** Begin **

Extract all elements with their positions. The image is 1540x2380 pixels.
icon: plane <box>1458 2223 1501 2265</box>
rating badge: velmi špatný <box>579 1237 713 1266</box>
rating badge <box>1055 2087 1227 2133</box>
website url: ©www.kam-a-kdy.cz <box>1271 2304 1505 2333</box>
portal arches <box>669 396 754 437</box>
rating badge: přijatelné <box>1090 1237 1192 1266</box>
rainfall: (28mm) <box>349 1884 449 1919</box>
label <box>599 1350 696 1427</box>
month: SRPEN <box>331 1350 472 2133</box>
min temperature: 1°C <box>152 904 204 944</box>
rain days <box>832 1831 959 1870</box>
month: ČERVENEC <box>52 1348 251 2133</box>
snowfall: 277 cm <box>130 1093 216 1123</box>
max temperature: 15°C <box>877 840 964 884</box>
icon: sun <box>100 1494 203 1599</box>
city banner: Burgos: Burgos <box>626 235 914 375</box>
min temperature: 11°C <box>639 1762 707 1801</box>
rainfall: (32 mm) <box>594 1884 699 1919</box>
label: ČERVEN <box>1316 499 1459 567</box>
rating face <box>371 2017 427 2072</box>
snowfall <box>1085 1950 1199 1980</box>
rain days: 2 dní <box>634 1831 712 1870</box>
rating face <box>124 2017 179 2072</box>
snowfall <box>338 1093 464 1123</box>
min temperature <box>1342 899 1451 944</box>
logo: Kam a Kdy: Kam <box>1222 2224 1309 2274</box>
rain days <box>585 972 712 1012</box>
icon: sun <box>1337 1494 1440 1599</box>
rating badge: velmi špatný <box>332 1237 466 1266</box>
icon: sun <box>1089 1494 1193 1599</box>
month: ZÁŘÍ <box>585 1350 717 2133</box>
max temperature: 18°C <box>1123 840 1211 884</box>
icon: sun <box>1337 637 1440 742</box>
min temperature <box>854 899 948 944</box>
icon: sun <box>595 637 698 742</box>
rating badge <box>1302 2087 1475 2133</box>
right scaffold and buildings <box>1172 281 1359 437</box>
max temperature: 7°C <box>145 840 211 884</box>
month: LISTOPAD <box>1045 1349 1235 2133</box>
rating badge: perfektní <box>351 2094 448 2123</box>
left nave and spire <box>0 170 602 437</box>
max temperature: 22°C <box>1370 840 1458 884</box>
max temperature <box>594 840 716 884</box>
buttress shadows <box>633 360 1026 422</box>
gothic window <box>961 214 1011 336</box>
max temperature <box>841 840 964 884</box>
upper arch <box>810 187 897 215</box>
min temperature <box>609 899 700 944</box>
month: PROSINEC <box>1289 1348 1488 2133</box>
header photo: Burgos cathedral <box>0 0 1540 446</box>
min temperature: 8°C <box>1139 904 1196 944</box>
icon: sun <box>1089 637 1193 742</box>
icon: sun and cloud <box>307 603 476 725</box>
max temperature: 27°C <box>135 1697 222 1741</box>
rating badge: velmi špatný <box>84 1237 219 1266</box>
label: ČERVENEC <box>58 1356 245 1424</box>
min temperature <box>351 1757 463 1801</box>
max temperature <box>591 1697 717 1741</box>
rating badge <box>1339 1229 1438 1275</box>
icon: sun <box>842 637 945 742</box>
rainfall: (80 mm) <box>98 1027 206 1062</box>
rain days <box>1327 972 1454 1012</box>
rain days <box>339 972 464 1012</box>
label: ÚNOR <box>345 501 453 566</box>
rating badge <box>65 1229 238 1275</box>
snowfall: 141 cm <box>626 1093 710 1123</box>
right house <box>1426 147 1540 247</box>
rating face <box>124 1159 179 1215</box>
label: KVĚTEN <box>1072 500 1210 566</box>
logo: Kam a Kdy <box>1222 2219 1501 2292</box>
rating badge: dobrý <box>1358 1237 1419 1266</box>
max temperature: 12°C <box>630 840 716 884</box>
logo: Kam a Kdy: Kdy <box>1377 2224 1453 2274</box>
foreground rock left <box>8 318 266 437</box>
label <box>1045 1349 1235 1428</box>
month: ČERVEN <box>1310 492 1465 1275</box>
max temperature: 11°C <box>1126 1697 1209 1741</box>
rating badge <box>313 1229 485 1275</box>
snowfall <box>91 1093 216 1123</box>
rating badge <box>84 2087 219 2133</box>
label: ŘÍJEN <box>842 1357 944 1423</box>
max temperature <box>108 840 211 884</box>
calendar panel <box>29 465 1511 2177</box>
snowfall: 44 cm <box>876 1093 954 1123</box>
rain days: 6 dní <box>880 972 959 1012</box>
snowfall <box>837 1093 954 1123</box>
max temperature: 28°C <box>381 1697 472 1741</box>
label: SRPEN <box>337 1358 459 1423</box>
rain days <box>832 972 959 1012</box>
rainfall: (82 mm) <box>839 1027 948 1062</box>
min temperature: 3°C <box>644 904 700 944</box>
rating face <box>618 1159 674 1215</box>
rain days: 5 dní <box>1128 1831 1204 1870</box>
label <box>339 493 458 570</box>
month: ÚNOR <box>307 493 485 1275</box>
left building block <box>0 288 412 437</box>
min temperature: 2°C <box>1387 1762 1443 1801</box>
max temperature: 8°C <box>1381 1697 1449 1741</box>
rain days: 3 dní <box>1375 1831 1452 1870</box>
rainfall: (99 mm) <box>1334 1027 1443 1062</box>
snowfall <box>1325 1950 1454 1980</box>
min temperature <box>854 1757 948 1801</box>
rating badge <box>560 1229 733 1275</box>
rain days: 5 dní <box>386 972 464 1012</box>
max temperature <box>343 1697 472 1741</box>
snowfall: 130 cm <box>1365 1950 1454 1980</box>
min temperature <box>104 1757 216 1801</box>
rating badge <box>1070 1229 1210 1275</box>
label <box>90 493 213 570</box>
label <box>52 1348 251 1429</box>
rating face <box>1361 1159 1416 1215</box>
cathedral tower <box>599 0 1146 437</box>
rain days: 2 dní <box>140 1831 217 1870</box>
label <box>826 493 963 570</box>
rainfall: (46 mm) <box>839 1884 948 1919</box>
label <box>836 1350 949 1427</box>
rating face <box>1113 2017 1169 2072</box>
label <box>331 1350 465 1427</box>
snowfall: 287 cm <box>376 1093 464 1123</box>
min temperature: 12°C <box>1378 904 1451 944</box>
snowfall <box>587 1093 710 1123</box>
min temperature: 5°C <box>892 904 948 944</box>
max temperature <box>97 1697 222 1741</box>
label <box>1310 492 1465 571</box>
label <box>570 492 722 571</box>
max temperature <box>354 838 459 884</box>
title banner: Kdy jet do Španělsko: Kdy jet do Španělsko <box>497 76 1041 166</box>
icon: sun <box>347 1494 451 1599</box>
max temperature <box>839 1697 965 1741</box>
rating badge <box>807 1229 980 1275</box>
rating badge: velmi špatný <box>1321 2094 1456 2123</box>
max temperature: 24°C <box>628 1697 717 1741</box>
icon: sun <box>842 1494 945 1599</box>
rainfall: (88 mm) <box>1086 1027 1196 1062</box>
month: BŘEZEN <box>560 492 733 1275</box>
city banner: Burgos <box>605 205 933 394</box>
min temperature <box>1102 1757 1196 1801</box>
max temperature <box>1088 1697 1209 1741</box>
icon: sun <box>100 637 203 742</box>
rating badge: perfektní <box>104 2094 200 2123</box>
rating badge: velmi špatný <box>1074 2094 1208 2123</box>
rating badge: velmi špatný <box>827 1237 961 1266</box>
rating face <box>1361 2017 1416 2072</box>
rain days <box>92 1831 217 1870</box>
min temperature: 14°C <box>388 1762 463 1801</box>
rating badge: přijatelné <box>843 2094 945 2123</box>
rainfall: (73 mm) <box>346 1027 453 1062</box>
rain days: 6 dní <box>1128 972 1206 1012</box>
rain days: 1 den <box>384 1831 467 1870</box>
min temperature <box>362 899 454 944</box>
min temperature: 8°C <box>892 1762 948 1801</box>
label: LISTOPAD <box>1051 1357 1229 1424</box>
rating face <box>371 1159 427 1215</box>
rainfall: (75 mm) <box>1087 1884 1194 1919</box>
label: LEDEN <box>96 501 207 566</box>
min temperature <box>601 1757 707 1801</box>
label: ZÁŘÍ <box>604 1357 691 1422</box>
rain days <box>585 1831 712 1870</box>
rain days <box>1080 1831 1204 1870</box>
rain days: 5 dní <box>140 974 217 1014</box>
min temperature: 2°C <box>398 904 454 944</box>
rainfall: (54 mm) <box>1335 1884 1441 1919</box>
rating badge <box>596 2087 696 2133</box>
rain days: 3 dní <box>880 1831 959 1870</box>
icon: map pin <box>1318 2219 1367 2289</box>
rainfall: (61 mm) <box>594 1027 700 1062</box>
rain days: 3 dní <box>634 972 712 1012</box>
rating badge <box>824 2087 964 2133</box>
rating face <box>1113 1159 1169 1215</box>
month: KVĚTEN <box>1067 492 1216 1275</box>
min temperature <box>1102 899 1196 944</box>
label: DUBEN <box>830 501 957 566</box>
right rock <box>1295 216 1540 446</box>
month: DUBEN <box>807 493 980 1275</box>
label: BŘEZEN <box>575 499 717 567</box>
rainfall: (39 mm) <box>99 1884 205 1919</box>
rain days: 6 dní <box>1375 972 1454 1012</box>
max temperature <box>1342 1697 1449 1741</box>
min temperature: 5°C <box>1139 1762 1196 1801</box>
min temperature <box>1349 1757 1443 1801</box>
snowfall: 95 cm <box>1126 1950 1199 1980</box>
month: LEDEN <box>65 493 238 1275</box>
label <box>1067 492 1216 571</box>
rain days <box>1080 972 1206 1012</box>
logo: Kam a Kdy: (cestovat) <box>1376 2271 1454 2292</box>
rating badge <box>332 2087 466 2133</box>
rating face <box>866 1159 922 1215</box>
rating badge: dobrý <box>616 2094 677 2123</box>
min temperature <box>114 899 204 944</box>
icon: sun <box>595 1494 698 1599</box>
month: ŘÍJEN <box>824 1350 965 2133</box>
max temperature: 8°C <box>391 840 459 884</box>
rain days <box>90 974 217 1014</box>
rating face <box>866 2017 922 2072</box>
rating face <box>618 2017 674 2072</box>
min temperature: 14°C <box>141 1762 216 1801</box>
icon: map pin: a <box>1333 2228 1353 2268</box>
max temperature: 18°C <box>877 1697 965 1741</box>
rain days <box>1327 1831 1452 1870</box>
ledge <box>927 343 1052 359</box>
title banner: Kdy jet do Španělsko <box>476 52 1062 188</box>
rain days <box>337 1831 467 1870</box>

** End **

» Stated goal
Write out the rows word for word, from the first one through the line holding "icon: sun <box>1337 1494 1440 1599</box>", both ends included.

» Result of this exercise
Extract all elements with their positions. The image is 1540x2380 pixels.
icon: plane <box>1458 2223 1501 2265</box>
rating badge: velmi špatný <box>579 1237 713 1266</box>
rating badge <box>1055 2087 1227 2133</box>
website url: ©www.kam-a-kdy.cz <box>1271 2304 1505 2333</box>
portal arches <box>669 396 754 437</box>
rating badge: přijatelné <box>1090 1237 1192 1266</box>
rainfall: (28mm) <box>349 1884 449 1919</box>
label <box>599 1350 696 1427</box>
month: SRPEN <box>331 1350 472 2133</box>
min temperature: 1°C <box>152 904 204 944</box>
rain days <box>832 1831 959 1870</box>
month: ČERVENEC <box>52 1348 251 2133</box>
snowfall: 277 cm <box>130 1093 216 1123</box>
max temperature: 15°C <box>877 840 964 884</box>
icon: sun <box>100 1494 203 1599</box>
city banner: Burgos: Burgos <box>626 235 914 375</box>
min temperature: 11°C <box>639 1762 707 1801</box>
rainfall: (32 mm) <box>594 1884 699 1919</box>
label: ČERVEN <box>1316 499 1459 567</box>
rating face <box>371 2017 427 2072</box>
snowfall <box>1085 1950 1199 1980</box>
rain days: 2 dní <box>634 1831 712 1870</box>
rating face <box>124 2017 179 2072</box>
snowfall <box>338 1093 464 1123</box>
min temperature <box>1342 899 1451 944</box>
logo: Kam a Kdy: Kam <box>1222 2224 1309 2274</box>
rain days <box>585 972 712 1012</box>
icon: sun <box>1337 1494 1440 1599</box>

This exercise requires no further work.